**Vorliegender Text**

Kita in Duisburg-Duissern gehörte nach dem Krieg zu den „schönsten und modernsten“

Diana Walter leitet die Kita Lutherknirpse heute. „Das ist doch ein Träumchen hier“, sagt sie angesichts des schönen Gartens.
Diana Walter leitet die Kita Lutherknirpse heute. „Das ist doch ein Träumchen hier“, sagt sie angesichts des schönen Gartens. © RR | Samera

Ein Lutherknirps hat gerade eine brennende Frage. „Was machen die Männer da auf der Wiese?“ will er von Diana Walter wissen. Sie leitet die Kita, ist aber erst seit drei Jahren in der Einrichtung. Diana Walter ermutigt seinen Forschergeist. „Geh mal rüber und frage ganz genau nach, was die da tun und warum.“ Schon ist der kleine Entdecker unterwegs, um ein paar Löcher in die Gärtnerbäuche zu fragen. „Zieh die Strümpfe auch aus, barfuß ist doch viel schöner “, schlägt Diana Walter einer Kleinen vor, die sich auf panierten Socken dem Matschbächlein nähert, der um den Kletterhügel plätschert.

„In unserem bunten Team ziehen zum Glück alle super mit“

Das neue Konzept gewährt den Kindern viel Bewegungsfreiheit, verlangt dem Team aber eine hohe Flexibilität ab. Mit dem Walkie-Talkie verständigen sich die Mitarbeiterinnen und Mitarbeiter im Garten und der Cafeteria gegenseitig darüber, ob auch alle Knirpse aus dem Außenbereich zum Mittagessen eingeladen worden sind. Das ehemalige Gemeindehaus, das nun Kita ist, ist ziemlich verwinkelt. Jedes Kind, das schon gegessen hat, lädt ein anderes ein, seinen Platz am Tisch einzunehmen. „In unserem bunten Team ziehen zum Glück alle super mit“, sagt Diana Walter. Anders wäre die Zertifizierung zur fairen Kita, das offene Konzept, die Aufgaben als Familienzentrum, die Kleidertauschbörse, das Elterncafé und das Kinderparlament nicht zu schaffen.

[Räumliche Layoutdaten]

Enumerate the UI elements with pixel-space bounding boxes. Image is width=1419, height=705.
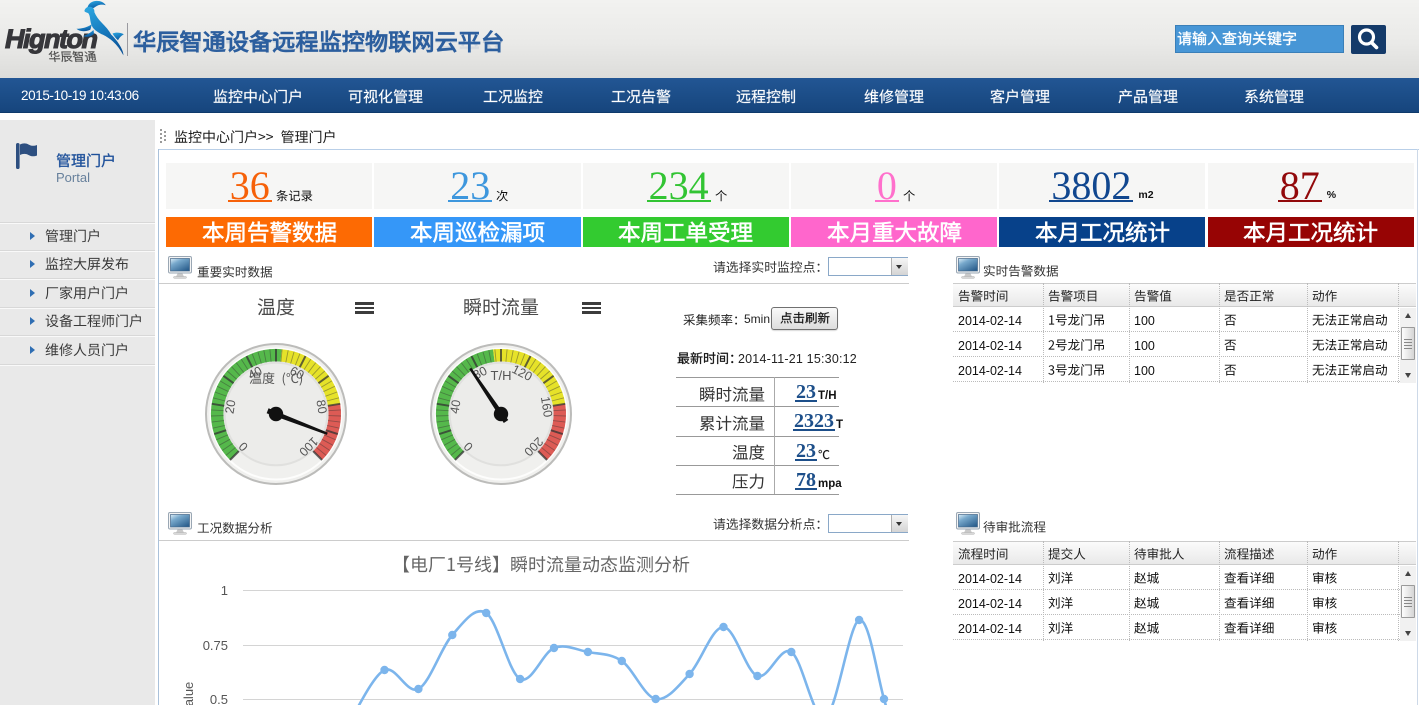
svg-text:T/H: T/H xyxy=(491,368,512,383)
svg-text:20: 20 xyxy=(223,399,239,415)
svg-text:40: 40 xyxy=(448,399,464,415)
svg-text:80: 80 xyxy=(313,399,329,415)
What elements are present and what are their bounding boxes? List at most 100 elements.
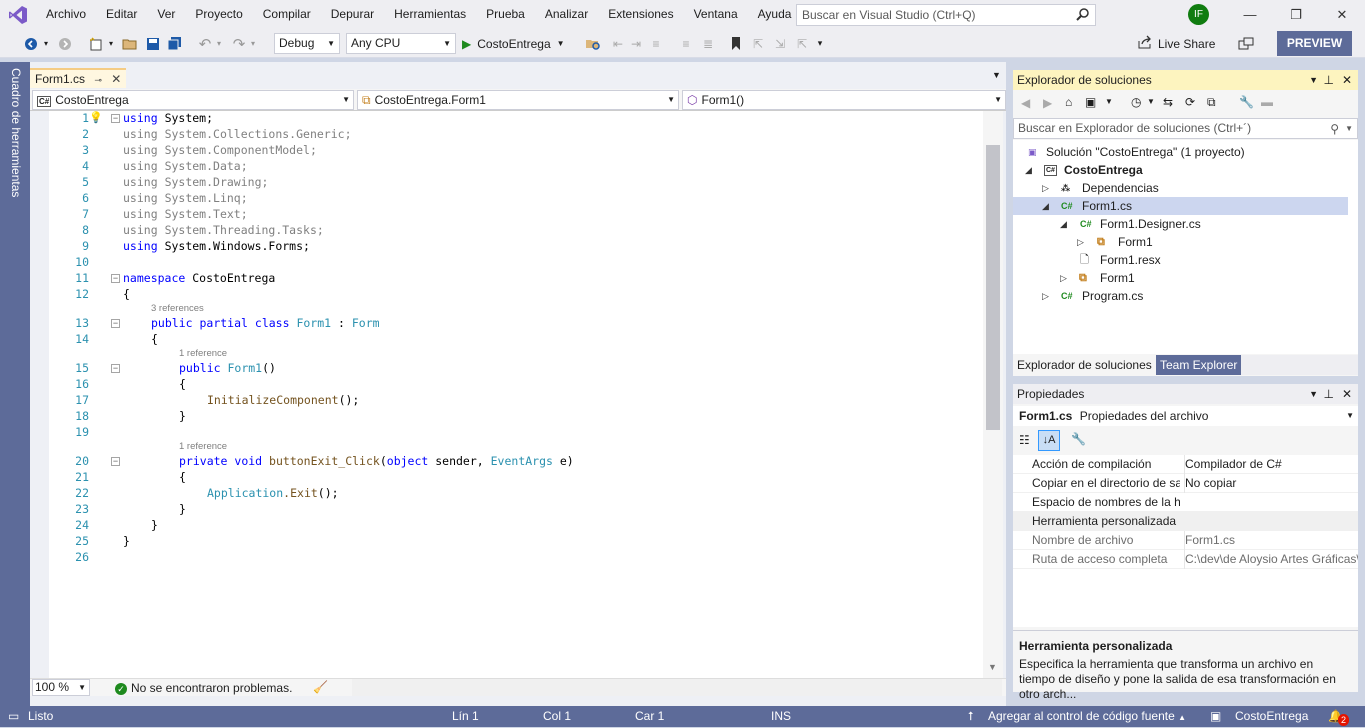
save-all-icon[interactable] bbox=[166, 33, 184, 54]
live-share-button[interactable]: Live Share bbox=[1138, 33, 1222, 54]
preview-badge[interactable]: PREVIEW bbox=[1277, 31, 1352, 56]
home-icon[interactable]: ⌂ bbox=[1065, 95, 1072, 109]
document-tab-form1[interactable]: Form1.cs ⊸ ✕ bbox=[30, 68, 126, 88]
collapse-icon[interactable]: − bbox=[111, 457, 120, 466]
collapse-icon[interactable]: − bbox=[111, 319, 120, 328]
menu-editar[interactable]: Editar bbox=[96, 0, 147, 29]
tree-item-designer[interactable]: ◢ C# Form1.Designer.cs bbox=[1013, 215, 1358, 233]
collapsed-arrow-icon[interactable]: ▷ bbox=[1042, 179, 1049, 197]
property-row[interactable]: Espacio de nombres de la he bbox=[1013, 493, 1358, 512]
add-to-source-control-button[interactable]: Agregar al control de código fuente ▲ bbox=[988, 706, 1186, 728]
solution-platform-select[interactable]: Any CPU▼ bbox=[346, 33, 456, 54]
menu-depurar[interactable]: Depurar bbox=[321, 0, 384, 29]
property-row[interactable]: Acción de compilación Compilador de C# bbox=[1013, 455, 1358, 474]
tree-item-solution[interactable]: ▣ Solución "CostoEntrega" (1 proyecto) bbox=[1013, 143, 1358, 161]
close-panel-icon[interactable]: ✕ bbox=[1342, 70, 1352, 90]
tab-solution-explorer[interactable]: Explorador de soluciones bbox=[1013, 355, 1156, 375]
menu-herramientas[interactable]: Herramientas bbox=[384, 0, 476, 29]
categorized-icon[interactable]: ☷ bbox=[1019, 433, 1030, 447]
lightbulb-icon[interactable]: 💡 bbox=[89, 111, 103, 124]
zoom-select[interactable]: 100 %▼ bbox=[32, 679, 90, 696]
tree-item-form1-class-designer[interactable]: ▷ ⧉ Form1 bbox=[1013, 233, 1358, 251]
property-row[interactable]: Ruta de acceso completa C:\dev\de Aloysi… bbox=[1013, 550, 1358, 569]
tree-item-program[interactable]: ▷ C# Program.cs bbox=[1013, 287, 1358, 305]
collapse-icon[interactable]: − bbox=[111, 364, 120, 373]
redo-icon[interactable]: ↷ bbox=[230, 33, 248, 54]
tree-item-project[interactable]: ◢ C# CostoEntrega bbox=[1013, 161, 1358, 179]
redo-dropdown-icon[interactable]: ▾ bbox=[248, 33, 258, 54]
tree-item-form1-class[interactable]: ▷ ⧉ Form1 bbox=[1013, 269, 1358, 287]
menu-extensiones[interactable]: Extensiones bbox=[598, 0, 683, 29]
chevron-down-icon[interactable]: ▼ bbox=[1147, 97, 1155, 106]
close-window-button[interactable]: ✕ bbox=[1319, 0, 1365, 29]
format-icon[interactable]: ≣ bbox=[700, 33, 716, 54]
tree-item-form1cs[interactable]: ◢ C# Form1.cs bbox=[1013, 197, 1358, 215]
open-folder-icon[interactable] bbox=[120, 33, 140, 54]
clear-bookmarks-icon[interactable]: ⇱ bbox=[794, 33, 810, 54]
back-dropdown-icon[interactable]: ▾ bbox=[40, 33, 52, 54]
property-value[interactable]: No copiar bbox=[1184, 474, 1358, 493]
property-row[interactable]: Nombre de archivo Form1.cs bbox=[1013, 531, 1358, 550]
comment-icon[interactable]: ≡ bbox=[648, 33, 664, 54]
chevron-down-icon[interactable]: ▼ bbox=[1105, 97, 1113, 106]
scrollbar-thumb[interactable] bbox=[986, 145, 1000, 430]
tree-item-resx[interactable]: 🗋 Form1.resx bbox=[1013, 251, 1358, 269]
outdent-icon[interactable]: ⇥ bbox=[628, 33, 644, 54]
collapse-all-icon[interactable]: ⧉ bbox=[1207, 95, 1216, 110]
codelens-references[interactable]: 1 reference bbox=[179, 441, 227, 452]
menu-prueba[interactable]: Prueba bbox=[476, 0, 535, 29]
indent-icon[interactable]: ⇤ bbox=[610, 33, 626, 54]
find-in-files-icon[interactable] bbox=[580, 33, 606, 54]
collapse-icon[interactable]: − bbox=[111, 274, 120, 283]
properties-object-select[interactable]: Form1.cs Propiedades del archivo ▼ bbox=[1013, 406, 1358, 426]
undo-dropdown-icon[interactable]: ▾ bbox=[214, 33, 224, 54]
panel-menu-icon[interactable]: ▼ bbox=[1309, 70, 1318, 90]
user-avatar[interactable]: IF bbox=[1188, 4, 1209, 25]
feedback-icon[interactable] bbox=[1236, 33, 1256, 54]
properties-wrench-icon[interactable]: 🔧 bbox=[1239, 95, 1254, 109]
back-icon[interactable] bbox=[22, 33, 40, 54]
expanded-arrow-icon[interactable]: ◢ bbox=[1042, 197, 1049, 215]
collapse-icon[interactable]: − bbox=[111, 114, 120, 123]
undo-icon[interactable]: ↶ bbox=[196, 33, 214, 54]
close-tab-icon[interactable]: ✕ bbox=[111, 72, 121, 86]
next-bookmark-icon[interactable]: ⇲ bbox=[772, 33, 788, 54]
type-nav-select[interactable]: ⧉CostoEntrega.Form1▼ bbox=[357, 90, 679, 110]
codelens-references[interactable]: 3 references bbox=[151, 303, 204, 314]
start-debugging-button[interactable]: ▶ CostoEntrega ▼ bbox=[462, 33, 572, 54]
upload-arrow-icon[interactable]: ⭡ bbox=[968, 706, 974, 727]
collapsed-arrow-icon[interactable]: ▷ bbox=[1042, 287, 1049, 305]
menu-ventana[interactable]: Ventana bbox=[684, 0, 748, 29]
bookmark-icon[interactable] bbox=[728, 33, 744, 54]
panel-menu-icon[interactable]: ▼ bbox=[1309, 384, 1318, 404]
status-repository[interactable]: CostoEntrega bbox=[1235, 706, 1308, 727]
menu-analizar[interactable]: Analizar bbox=[535, 0, 598, 29]
restore-button[interactable]: ❐ bbox=[1273, 0, 1319, 29]
project-nav-select[interactable]: C#CostoEntrega▼ bbox=[32, 90, 354, 110]
search-input[interactable]: Buscar en Visual Studio (Ctrl+Q) bbox=[796, 4, 1096, 26]
alphabetical-icon[interactable]: ↓A bbox=[1038, 430, 1060, 451]
toolbar-overflow-icon[interactable]: ▾ bbox=[814, 33, 826, 54]
expanded-arrow-icon[interactable]: ◢ bbox=[1060, 215, 1067, 233]
minimize-button[interactable]: — bbox=[1227, 0, 1273, 29]
forward-icon[interactable]: ▶ bbox=[1043, 96, 1052, 110]
toolbox-label[interactable]: Cuadro de herramientas bbox=[9, 68, 23, 197]
tab-team-explorer[interactable]: Team Explorer bbox=[1156, 355, 1241, 375]
expanded-arrow-icon[interactable]: ◢ bbox=[1025, 161, 1032, 179]
solution-configuration-select[interactable]: Debug▼ bbox=[274, 33, 340, 54]
back-icon[interactable]: ◀ bbox=[1021, 96, 1030, 110]
toolbox-strip[interactable]: Cuadro de herramientas bbox=[0, 62, 30, 706]
collapsed-arrow-icon[interactable]: ▷ bbox=[1060, 269, 1067, 287]
solution-search-input[interactable]: Buscar en Explorador de soluciones (Ctrl… bbox=[1013, 118, 1358, 139]
property-row[interactable]: Herramienta personalizada bbox=[1013, 512, 1358, 531]
property-row[interactable]: Copiar en el directorio de sa No copiar bbox=[1013, 474, 1358, 493]
pending-changes-icon[interactable]: ◷ bbox=[1131, 95, 1141, 109]
preview-selected-icon[interactable]: ▬ bbox=[1261, 95, 1273, 109]
switch-views-icon[interactable]: ▣ bbox=[1085, 95, 1096, 109]
property-pages-wrench-icon[interactable]: 🔧 bbox=[1071, 432, 1086, 446]
code-cleanup-icon[interactable]: 🧹 bbox=[313, 679, 328, 696]
menu-ver[interactable]: Ver bbox=[147, 0, 185, 29]
chevron-down-icon[interactable]: ▼ bbox=[1345, 119, 1353, 138]
refresh-icon[interactable]: ⟳ bbox=[1185, 95, 1195, 109]
tab-list-dropdown-icon[interactable]: ▼ bbox=[992, 70, 1001, 80]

**Aufgaben und Übungen**
1: Prüfe, ob die folgenden Aussagen mit dem Beitrag über die Kita Lutherknirpse übereinstimmen, und antworte jeweils mit Ja oder Nein samt den entscheidenden Worten des Textes als wörtlichem Zitat. (a) Diana Walter arbeitet seit über zehn Jahren in der Einrichtung. (b) Die Mitarbeitenden im Garten und in der Cafeteria verständigen sich per Walkie-Talkie. (c) Die Kita ist in einem ehemaligen Gemeindehaus untergebracht.
2: Ändere im Beitrag über die Kita Lutherknirpse alles von „Das neue Konzept“ bis hinunter zu „nicht zu schaffen.“ so, dass „Walkie-Talkie“ durch „Funkgerät“ ersetzt wird, und gib diesen Abschnitt vollständig wieder.

**Ergebnisse pro Aufgabe**
1:
(a) Nein: „ist aber erst seit drei Jahren in der Einrichtung“
(b) Ja: „Mit dem Walkie-Talkie verständigen sich die Mitarbeiterinnen und Mitarbeiter im Garten und der Cafeteria gegenseitig“
(c) Ja: „Das ehemalige Gemeindehaus, das nun Kita ist, ist ziemlich verwinkelt.“

2:
Das neue Konzept gewährt den Kindern viel Bewegungsfreiheit, verlangt dem Team aber eine hohe Flexibilität ab. Mit dem Funkgerät verständigen sich die Mitarbeiterinnen und Mitarbeiter im Garten und der Cafeteria gegenseitig darüber, ob auch alle Knirpse aus dem Außenbereich zum Mittagessen eingeladen worden sind. Das ehemalige Gemeindehaus, das nun Kita ist, ist ziemlich verwinkelt. Jedes Kind, das schon gegessen hat, lädt ein anderes ein, seinen Platz am Tisch einzunehmen. „In unserem bunten Team ziehen zum Glück alle super mit“, sagt Diana Walter. Anders wäre die Zertifizierung zur fairen Kita, das offene Konzept, die Aufgaben als Familienzentrum, die Kleidertauschbörse, das Elterncafé und das Kinderparlament nicht zu schaffen.